### EXERCISE
Every line must be returned precisely as it is written.

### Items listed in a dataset
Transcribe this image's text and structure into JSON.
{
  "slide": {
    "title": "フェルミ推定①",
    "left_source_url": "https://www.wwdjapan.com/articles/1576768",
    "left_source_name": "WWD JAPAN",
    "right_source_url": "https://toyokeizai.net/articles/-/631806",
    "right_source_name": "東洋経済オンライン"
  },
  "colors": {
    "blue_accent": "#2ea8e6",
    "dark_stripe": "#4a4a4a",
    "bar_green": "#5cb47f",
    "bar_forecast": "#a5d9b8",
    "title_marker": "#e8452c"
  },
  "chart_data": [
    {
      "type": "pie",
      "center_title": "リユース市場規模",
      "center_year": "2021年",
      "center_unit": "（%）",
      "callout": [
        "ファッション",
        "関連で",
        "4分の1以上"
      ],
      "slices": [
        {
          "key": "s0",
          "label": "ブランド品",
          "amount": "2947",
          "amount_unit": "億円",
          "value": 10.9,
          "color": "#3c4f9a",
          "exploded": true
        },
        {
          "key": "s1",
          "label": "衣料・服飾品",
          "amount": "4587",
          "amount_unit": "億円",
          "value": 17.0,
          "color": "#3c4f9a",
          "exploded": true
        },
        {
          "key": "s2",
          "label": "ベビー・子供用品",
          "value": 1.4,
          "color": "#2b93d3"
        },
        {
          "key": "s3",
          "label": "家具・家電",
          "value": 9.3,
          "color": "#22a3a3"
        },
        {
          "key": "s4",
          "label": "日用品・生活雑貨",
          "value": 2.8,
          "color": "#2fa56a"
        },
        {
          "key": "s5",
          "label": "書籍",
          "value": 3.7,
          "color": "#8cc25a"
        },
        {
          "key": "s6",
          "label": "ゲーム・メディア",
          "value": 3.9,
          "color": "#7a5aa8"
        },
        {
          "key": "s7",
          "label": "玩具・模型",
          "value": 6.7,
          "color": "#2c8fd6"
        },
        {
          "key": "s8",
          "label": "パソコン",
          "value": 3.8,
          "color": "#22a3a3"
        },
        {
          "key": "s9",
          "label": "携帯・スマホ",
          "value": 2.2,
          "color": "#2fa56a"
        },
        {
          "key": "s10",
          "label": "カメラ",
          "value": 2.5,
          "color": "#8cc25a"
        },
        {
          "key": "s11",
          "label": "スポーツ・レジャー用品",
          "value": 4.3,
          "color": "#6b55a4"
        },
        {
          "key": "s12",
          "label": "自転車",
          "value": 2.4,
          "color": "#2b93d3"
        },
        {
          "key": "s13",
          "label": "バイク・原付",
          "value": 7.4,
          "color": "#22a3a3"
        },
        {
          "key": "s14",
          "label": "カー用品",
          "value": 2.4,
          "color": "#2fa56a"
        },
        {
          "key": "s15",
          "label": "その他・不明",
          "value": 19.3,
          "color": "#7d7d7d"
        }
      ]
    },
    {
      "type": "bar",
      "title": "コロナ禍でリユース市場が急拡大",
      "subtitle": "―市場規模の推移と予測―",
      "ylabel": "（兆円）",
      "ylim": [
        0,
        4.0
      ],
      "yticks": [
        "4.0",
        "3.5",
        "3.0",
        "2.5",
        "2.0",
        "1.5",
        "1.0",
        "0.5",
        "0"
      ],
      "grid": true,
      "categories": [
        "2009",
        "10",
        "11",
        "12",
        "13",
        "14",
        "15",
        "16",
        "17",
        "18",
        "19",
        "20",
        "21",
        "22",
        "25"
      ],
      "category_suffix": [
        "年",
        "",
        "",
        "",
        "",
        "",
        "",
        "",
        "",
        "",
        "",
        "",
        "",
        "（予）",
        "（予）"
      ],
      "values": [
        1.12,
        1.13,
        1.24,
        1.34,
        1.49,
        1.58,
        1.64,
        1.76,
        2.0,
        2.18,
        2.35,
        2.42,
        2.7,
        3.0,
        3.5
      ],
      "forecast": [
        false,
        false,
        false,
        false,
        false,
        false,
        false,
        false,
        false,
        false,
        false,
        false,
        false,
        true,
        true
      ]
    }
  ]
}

### ANSWER TO THIS TASK
Transcribe this image's text and structure into JSON.
{
  "slide": {
    "title": "フェルミ推定①",
    "left_source_url": "https://www.wwdjapan.com/articles/1576768",
    "left_source_name": "WWD JAPAN",
    "right_source_url": "https://toyokeizai.net/articles/-/631806",
    "right_source_name": "東洋経済オンライン"
  },
  "colors": {
    "blue_accent": "#2ea8e6",
    "dark_stripe": "#4a4a4a",
    "bar_green": "#5cb47f",
    "bar_forecast": "#a5d9b8",
    "title_marker": "#e8452c"
  },
  "chart_data": [
    {
      "type": "pie",
      "center_title": "リユース市場規模",
      "center_year": "2021年",
      "center_unit": "（%）",
      "callout": [
        "ファッション",
        "関連で",
        "4分の1以上"
      ],
      "slices": [
        {
          "key": "s0",
          "label": "ブランド品",
          "amount": "2947",
          "amount_unit": "億円",
          "value": 10.9,
          "color": "#3c4f9a",
          "exploded": true
        },
        {
          "key": "s1",
          "label": "衣料・服飾品",
          "amount": "4587",
          "amount_unit": "億円",
          "value": 17.0,
          "color": "#3c4f9a",
          "exploded": true
        },
        {
          "key": "s2",
          "label": "ベビー・子供用品",
          "value": 1.4,
          "color": "#2b93d3"
        },
        {
          "key": "s3",
          "label": "家具・家電",
          "value": 9.3,
          "color": "#22a3a3"
        },
        {
          "key": "s4",
          "label": "日用品・生活雑貨",
          "value": 2.8,
          "color": "#2fa56a"
        },
        {
          "key": "s5",
          "label": "書籍",
          "value": 3.7,
          "color": "#8cc25a"
        },
        {
          "key": "s6",
          "label": "ゲーム・メディア",
          "value": 3.9,
          "color": "#7a5aa8"
        },
        {
          "key": "s7",
          "label": "玩具・模型",
          "value": 6.7,
          "color": "#2c8fd6"
        },
        {
          "key": "s8",
          "label": "パソコン",
          "value": 3.8,
          "color": "#22a3a3"
        },
        {
          "key": "s9",
          "label": "携帯・スマホ",
          "value": 2.2,
          "color": "#2fa56a"
        },
        {
          "key": "s10",
          "label": "カメラ",
          "value": 2.5,
          "color": "#8cc25a"
        },
        {
          "key": "s11",
          "label": "スポーツ・レジャー用品",
          "value": 4.3,
          "color": "#6b55a4"
        },
        {
          "key": "s12",
          "label": "自転車",
          "value": 2.4,
          "color": "#2b93d3"
        },
        {
          "key": "s13",
          "label": "バイク・原付",
          "value": 7.4,
          "color": "#22a3a3"
        },
        {
          "key": "s14",
          "label": "カー用品",
          "value": 2.4,
          "color": "#2fa56a"
        },
        {
          "key": "s15",
          "label": "その他・不明",
          "value": 19.3,
          "color": "#7d7d7d"
        }
      ]
    },
    {
      "type": "bar",
      "title": "コロナ禍でリユース市場が急拡大",
      "subtitle": "―市場規模の推移と予測―",
      "ylabel": "（兆円）",
      "ylim": [
        0,
        4.0
      ],
      "yticks": [
        "4.0",
        "3.5",
        "3.0",
        "2.5",
        "2.0",
        "1.5",
        "1.0",
        "0.5",
        "0"
      ],
      "grid": true,
      "categories": [
        "2009",
        "10",
        "11",
        "12",
        "13",
        "14",
        "15",
        "16",
        "17",
        "18",
        "19",
        "20",
        "21",
        "22",
        "25"
      ],
      "category_suffix": [
        "年",
        "",
        "",
        "",
        "",
        "",
        "",
        "",
        "",
        "",
        "",
        "",
        "",
        "（予）",
        "（予）"
      ],
      "values": [
        1.12,
        1.13,
        1.24,
        1.34,
        1.49,
        1.58,
        1.64,
        1.76,
        2.0,
        2.18,
        2.35,
        2.42,
        2.7,
        3.0,
        3.5
      ],
      "forecast": [
        false,
        false,
        false,
        false,
        false,
        false,
        false,
        false,
        false,
        false,
        false,
        false,
        false,
        true,
        true
      ]
    }
  ]
}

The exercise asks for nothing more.